◆ WHAT IS REQUIRED
Render the material from the line with "What elements are" to the line with "precip-type-letter: R bbox=[780, 637, 788, 651]", both included, as a JSON list of strings with one string per line, leaving out blank lines and pictures.

◆ DATASET ENTRIES

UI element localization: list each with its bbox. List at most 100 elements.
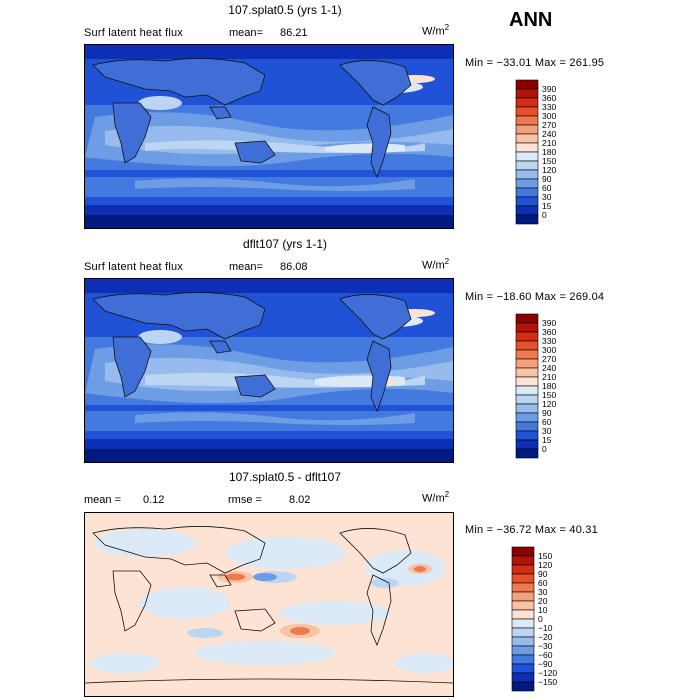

---

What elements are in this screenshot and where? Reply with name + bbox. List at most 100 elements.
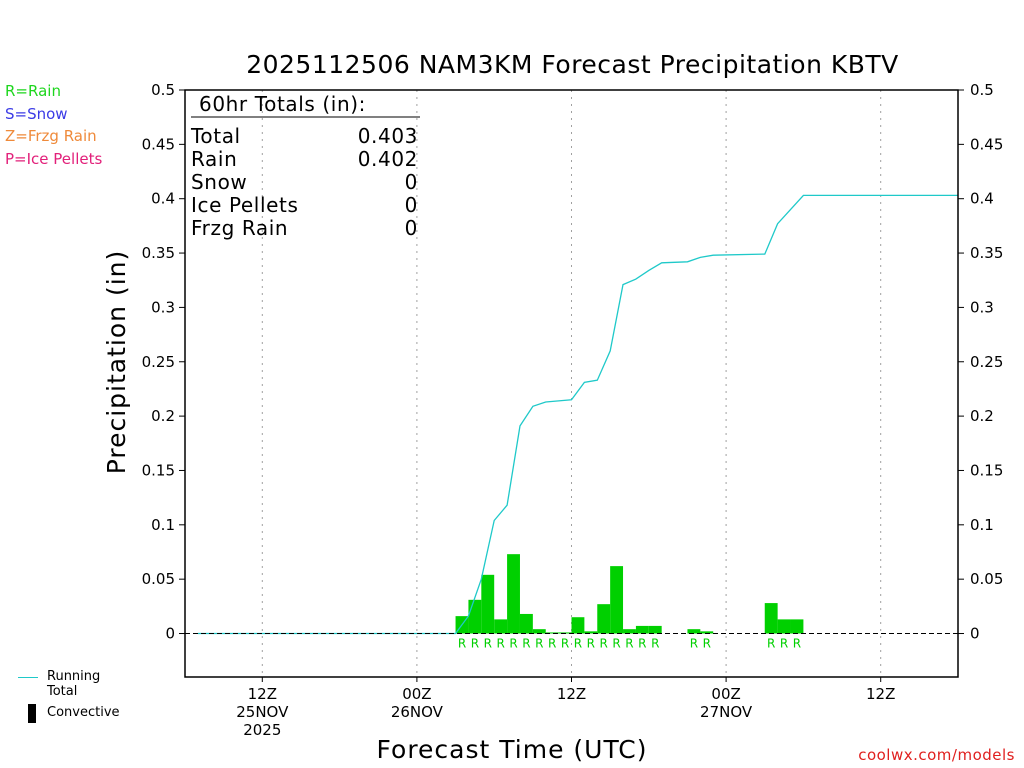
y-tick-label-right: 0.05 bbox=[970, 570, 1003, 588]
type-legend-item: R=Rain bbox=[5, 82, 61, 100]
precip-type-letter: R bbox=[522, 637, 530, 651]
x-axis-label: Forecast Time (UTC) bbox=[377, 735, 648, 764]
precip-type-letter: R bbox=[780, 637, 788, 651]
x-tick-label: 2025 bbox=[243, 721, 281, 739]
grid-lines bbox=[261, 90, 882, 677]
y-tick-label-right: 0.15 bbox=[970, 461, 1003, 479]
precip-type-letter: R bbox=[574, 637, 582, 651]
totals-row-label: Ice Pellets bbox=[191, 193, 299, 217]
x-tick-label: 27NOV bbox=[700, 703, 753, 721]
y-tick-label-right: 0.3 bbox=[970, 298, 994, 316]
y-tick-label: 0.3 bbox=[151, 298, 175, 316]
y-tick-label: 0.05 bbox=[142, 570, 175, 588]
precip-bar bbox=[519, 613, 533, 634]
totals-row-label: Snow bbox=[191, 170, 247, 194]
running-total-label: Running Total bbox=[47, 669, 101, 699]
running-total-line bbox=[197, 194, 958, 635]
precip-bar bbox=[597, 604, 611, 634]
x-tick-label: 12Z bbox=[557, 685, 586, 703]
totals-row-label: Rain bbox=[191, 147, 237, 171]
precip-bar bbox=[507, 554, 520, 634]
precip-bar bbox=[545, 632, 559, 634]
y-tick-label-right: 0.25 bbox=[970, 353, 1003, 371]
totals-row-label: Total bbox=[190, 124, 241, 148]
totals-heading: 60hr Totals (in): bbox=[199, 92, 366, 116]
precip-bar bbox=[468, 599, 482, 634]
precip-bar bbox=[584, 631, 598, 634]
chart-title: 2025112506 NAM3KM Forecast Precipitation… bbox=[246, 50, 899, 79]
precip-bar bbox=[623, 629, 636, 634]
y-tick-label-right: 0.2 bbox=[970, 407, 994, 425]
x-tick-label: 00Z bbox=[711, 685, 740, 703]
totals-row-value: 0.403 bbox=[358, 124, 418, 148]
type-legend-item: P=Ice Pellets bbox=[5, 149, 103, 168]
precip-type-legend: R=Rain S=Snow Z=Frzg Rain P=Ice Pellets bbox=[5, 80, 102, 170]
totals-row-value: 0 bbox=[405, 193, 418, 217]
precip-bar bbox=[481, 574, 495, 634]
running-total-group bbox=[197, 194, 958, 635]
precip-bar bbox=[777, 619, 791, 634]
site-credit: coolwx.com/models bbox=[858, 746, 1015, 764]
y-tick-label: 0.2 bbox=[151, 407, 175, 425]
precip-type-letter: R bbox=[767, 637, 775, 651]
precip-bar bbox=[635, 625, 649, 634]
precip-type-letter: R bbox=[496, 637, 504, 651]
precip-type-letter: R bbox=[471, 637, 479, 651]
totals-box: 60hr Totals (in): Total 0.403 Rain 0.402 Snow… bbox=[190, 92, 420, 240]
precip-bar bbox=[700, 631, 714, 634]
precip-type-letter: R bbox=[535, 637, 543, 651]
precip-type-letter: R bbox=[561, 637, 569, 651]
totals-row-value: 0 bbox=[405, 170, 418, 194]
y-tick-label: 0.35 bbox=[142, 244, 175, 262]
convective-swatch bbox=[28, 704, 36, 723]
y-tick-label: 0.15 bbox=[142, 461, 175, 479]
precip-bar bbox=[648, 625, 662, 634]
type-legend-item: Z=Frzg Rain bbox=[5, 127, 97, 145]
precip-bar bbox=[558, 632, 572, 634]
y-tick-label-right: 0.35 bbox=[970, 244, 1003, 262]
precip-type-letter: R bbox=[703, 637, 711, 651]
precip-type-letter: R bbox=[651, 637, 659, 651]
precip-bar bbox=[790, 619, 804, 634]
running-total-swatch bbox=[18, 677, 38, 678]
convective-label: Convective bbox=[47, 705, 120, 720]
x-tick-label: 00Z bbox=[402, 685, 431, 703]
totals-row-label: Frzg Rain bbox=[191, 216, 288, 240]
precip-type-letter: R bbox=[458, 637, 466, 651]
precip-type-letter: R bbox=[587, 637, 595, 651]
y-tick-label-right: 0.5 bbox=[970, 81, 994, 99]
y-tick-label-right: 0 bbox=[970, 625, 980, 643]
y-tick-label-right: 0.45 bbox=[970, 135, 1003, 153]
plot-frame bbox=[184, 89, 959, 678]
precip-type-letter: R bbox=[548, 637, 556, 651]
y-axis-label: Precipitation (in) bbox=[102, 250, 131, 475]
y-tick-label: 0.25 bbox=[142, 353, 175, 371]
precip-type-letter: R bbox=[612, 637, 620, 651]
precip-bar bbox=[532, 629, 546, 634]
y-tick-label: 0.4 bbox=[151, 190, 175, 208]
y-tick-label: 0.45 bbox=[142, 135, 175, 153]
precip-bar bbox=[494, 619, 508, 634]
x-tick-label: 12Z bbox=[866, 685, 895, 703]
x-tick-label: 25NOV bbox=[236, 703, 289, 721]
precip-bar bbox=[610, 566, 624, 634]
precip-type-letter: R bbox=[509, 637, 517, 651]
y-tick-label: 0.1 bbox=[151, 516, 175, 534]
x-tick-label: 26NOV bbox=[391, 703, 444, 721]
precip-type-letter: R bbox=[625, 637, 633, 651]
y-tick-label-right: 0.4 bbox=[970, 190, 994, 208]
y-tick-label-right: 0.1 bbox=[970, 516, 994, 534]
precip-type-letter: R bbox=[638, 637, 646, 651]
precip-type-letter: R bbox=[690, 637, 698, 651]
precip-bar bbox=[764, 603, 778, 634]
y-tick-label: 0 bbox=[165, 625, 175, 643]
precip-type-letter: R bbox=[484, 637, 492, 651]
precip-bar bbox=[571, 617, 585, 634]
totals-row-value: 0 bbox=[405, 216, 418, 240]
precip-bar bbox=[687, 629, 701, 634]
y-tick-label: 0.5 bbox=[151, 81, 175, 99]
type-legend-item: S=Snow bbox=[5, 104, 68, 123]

◆ OUTPUT FOR THIS EXERCISE
[
  "What elements are in this screenshot and where? Reply with name + bbox. List at most 100 elements.",
  "y-tick-label-right: 0.05 bbox=[970, 570, 1003, 588]",
  "type-legend-item: R=Rain bbox=[5, 82, 61, 100]",
  "precip-type-letter: R bbox=[522, 637, 530, 651]",
  "x-axis-label: Forecast Time (UTC) bbox=[377, 735, 648, 764]",
  "precip-type-letter: R bbox=[780, 637, 788, 651]"
]